Source document:
++++++++++
SECURITIES AND EXCHANGE COMMISSION

Washington, D.C. 20549

 


FORM 8-K


 

CURRENT REPORT

PURSUANT TO SECTION 13 OR 15(d) OF

THE SECURITIES EXCHANGE ACT OF 1934

 

Date of Report (date of earliest event reported): April 16, 2013

 


Urologix, Inc.

(Exact name of Registrant as Specified in its Charter)

 

Minnesota

(State Or Other Jurisdiction Of Incorporation)

 

000-28414 41-1697237
(Commission File Number) (I.R.S. Employer Identification No.)
   

14405 21st Avenue North

Minneapolis, MN

55447
(Address Of Principal Executive Offices) (Zip Code)

 

(763) 475-1400

Registrant’s Telephone Number, Including Area Code

 


 

Check the appropriate box below if the Form 8-K filing is intended to simultaneously satisfy the filing obligation of the registrant under any of the following provisions (see General Instruction A.2. below):

 

Written communications pursuant to Rule 425 under the Securities Act (17 CFR 230.425)

 

Soliciting material pursuant to Rule 14a-12 under the Exchange Act (17 CFR 240.14a-12)

 

Pre-commencement communications pursuant to Rule 14d-2(b) under the Exchange Act (17 CFR 240.14d-2(b))

 

Pre-commencement communications pursuant to Rule 13e-4(c) under the Exchange Act (17 CFR 240.13e-4(c))

 

 

 

 
 

 

Items under Sections 1 through 7 are not applicable and are therefore omitted.

 

ITEM 8.01 OTHER EVENTS

 

As previously reported, Urologix, Inc. (the “Company”) requested a hearing before a NASDAQ Listing Qualifications Panel (the “Panel”) at which it petitioned for continued listing of its common stock pending its return to compliance with all applicable listing requirements. The Company’s stock was subject to delisting due to the Company’s failure to comply with the $1.00 minimum bid price requirement of Rule 5550(a)(2). Further, the Company anticipates non-compliance with the requirement of Rule 5550(b)(1) to maintain at least $2.5 million in shareholders’ equity with the earnings release for the quarter ended March 31, 2013. The Panel hearing was held on March 28, 2013 and both the minimum bid price and shareholders’ equity requirements were at issue.

 

On April 16, 2013, the Company received a notification that the Panel granted the Company’s request for continued listing on The NASDAQ Stock Market, subject to the following conditions:

 

1.        On or before June 17, 2013, the Company shall have evidenced a closing bid price of $1.00 or more for a minimum of ten prior consecutive trading days.
++++++++++
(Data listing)
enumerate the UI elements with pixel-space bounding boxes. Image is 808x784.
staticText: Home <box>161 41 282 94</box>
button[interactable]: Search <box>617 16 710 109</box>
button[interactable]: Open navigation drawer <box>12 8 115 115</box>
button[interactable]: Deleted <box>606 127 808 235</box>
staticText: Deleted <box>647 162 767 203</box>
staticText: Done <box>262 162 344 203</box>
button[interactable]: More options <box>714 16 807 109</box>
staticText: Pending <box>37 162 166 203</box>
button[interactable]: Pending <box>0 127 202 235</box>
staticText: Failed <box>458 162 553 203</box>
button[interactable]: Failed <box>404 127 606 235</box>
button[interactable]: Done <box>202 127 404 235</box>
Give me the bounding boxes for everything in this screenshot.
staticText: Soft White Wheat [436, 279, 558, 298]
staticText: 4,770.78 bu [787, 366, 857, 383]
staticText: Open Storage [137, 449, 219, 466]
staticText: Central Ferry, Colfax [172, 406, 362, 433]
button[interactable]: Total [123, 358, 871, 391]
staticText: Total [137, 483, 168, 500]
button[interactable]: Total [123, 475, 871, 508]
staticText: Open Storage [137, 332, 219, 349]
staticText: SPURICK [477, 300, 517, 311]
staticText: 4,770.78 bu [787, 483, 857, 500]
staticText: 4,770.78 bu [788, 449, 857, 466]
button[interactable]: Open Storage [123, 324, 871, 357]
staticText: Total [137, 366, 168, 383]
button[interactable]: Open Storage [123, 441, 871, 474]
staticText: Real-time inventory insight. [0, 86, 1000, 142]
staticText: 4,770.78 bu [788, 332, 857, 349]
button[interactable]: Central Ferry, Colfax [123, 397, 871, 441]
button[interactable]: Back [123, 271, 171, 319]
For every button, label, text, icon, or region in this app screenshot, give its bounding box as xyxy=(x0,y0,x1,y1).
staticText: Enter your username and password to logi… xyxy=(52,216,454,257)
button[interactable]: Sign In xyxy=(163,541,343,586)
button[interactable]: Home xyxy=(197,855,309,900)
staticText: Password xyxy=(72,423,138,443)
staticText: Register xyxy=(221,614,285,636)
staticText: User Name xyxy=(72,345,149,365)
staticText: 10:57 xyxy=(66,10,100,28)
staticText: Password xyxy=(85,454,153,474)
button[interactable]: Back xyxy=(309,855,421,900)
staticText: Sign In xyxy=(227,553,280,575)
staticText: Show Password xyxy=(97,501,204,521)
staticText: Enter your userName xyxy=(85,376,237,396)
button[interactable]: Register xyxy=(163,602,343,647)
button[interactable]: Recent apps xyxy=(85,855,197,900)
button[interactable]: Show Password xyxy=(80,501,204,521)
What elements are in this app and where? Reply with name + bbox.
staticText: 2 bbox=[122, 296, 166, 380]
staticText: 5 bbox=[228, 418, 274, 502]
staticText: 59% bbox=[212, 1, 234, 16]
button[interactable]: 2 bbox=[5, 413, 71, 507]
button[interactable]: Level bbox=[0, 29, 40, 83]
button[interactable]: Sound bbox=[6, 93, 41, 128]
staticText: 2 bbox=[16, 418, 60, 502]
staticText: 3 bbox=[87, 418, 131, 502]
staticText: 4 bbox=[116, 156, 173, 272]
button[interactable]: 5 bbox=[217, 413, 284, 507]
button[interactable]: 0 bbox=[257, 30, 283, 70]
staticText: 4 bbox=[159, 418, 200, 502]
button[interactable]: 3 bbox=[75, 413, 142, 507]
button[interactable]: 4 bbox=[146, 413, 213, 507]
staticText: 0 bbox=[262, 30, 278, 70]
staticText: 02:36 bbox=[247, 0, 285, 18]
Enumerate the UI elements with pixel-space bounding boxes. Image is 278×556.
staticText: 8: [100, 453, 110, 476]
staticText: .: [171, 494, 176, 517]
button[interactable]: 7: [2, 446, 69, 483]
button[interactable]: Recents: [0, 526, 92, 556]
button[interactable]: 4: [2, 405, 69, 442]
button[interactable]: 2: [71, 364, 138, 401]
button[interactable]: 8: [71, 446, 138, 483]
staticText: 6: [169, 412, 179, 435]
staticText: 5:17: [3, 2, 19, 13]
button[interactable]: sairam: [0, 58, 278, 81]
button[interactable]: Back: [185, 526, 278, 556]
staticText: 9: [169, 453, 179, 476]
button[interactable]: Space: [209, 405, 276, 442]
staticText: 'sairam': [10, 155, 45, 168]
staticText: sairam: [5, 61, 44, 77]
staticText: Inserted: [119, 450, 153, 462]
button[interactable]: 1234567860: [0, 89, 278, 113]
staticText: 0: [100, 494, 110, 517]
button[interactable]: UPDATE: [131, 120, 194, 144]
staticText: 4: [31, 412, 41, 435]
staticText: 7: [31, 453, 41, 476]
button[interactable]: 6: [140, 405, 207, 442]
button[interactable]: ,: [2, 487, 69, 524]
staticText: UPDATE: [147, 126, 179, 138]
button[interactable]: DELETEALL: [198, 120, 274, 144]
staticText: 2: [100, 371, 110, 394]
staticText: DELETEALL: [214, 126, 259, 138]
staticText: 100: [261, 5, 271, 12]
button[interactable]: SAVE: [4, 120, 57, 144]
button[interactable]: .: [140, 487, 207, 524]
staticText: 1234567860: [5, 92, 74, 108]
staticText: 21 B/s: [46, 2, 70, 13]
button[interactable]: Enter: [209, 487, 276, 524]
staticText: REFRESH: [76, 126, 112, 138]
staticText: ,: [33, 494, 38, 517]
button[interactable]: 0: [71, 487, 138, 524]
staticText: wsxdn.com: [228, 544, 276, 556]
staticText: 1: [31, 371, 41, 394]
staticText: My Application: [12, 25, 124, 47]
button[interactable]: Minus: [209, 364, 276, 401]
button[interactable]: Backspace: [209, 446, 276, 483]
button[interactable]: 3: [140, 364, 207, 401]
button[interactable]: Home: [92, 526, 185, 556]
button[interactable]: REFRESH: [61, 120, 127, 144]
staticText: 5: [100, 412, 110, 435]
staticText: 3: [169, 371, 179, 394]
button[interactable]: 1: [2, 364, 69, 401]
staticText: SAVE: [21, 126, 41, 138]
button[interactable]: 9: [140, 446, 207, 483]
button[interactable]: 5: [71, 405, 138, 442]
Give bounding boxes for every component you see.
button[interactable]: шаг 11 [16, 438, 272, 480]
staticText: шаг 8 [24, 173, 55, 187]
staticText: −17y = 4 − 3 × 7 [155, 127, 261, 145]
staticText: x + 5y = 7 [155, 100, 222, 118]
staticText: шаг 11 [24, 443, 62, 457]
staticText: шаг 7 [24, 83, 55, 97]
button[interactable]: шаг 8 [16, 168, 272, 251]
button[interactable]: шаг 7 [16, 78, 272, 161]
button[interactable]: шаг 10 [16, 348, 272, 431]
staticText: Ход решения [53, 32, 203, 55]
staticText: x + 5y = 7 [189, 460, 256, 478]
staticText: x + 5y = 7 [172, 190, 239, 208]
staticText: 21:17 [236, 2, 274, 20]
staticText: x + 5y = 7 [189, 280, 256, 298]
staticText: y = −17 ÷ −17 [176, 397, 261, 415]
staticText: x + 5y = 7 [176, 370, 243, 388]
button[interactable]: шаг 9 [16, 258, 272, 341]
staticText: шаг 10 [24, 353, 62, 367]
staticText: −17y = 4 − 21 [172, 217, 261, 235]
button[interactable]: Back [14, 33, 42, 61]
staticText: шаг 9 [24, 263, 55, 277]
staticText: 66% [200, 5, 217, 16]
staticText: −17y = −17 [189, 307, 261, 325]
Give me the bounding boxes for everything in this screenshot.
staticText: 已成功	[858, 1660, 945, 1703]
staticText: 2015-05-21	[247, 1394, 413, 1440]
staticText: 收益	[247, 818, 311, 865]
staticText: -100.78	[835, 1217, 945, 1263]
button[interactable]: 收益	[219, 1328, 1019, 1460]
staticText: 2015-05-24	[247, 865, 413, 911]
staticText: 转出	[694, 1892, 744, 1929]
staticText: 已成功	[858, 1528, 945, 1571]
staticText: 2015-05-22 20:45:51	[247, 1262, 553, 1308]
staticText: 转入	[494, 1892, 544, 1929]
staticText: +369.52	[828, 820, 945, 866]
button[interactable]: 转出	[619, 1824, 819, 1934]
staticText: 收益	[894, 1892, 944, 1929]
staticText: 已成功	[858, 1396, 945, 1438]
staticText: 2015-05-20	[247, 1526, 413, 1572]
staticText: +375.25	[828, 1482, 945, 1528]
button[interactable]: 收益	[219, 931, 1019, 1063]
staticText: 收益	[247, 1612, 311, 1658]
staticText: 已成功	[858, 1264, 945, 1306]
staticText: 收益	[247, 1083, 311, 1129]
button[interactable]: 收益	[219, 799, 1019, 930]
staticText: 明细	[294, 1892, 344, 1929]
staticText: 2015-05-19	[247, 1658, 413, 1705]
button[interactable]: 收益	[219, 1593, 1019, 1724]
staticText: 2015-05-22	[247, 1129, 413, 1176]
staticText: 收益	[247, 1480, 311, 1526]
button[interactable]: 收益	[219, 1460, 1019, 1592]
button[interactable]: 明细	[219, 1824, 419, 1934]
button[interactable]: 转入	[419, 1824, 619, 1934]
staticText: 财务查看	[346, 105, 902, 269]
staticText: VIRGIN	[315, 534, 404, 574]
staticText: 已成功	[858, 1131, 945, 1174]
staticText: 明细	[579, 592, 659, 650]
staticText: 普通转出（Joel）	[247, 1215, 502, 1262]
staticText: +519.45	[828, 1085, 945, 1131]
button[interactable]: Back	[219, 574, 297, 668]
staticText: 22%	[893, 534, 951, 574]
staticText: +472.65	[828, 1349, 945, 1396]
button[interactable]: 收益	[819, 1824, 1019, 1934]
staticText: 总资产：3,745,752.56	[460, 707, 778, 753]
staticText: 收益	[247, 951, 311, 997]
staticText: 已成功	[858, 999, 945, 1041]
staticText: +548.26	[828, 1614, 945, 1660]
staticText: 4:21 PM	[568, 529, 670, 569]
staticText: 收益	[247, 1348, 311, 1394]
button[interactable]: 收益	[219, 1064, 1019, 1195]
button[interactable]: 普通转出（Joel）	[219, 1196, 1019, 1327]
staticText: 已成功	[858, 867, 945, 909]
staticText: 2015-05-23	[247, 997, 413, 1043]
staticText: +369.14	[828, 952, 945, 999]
++++++++++
Required work: Reproduce the passage of the Form 8-K that begins at the words "Check the appropriate" and stops after the words "(17 CFR 240.14a-12)". The items in this data listing come from a different source than the Form 8-K.

Worked solution:
Check the appropriate box below if the Form 8-K filing is intended to simultaneously satisfy the filing obligation of the registrant under any of the following provisions (see General Instruction A.2. below):

 

Written communications pursuant to Rule 425 under the Securities Act (17 CFR 230.425)

 

Soliciting material pursuant to Rule 14a-12 under the Exchange Act (17 CFR 240.14a-12)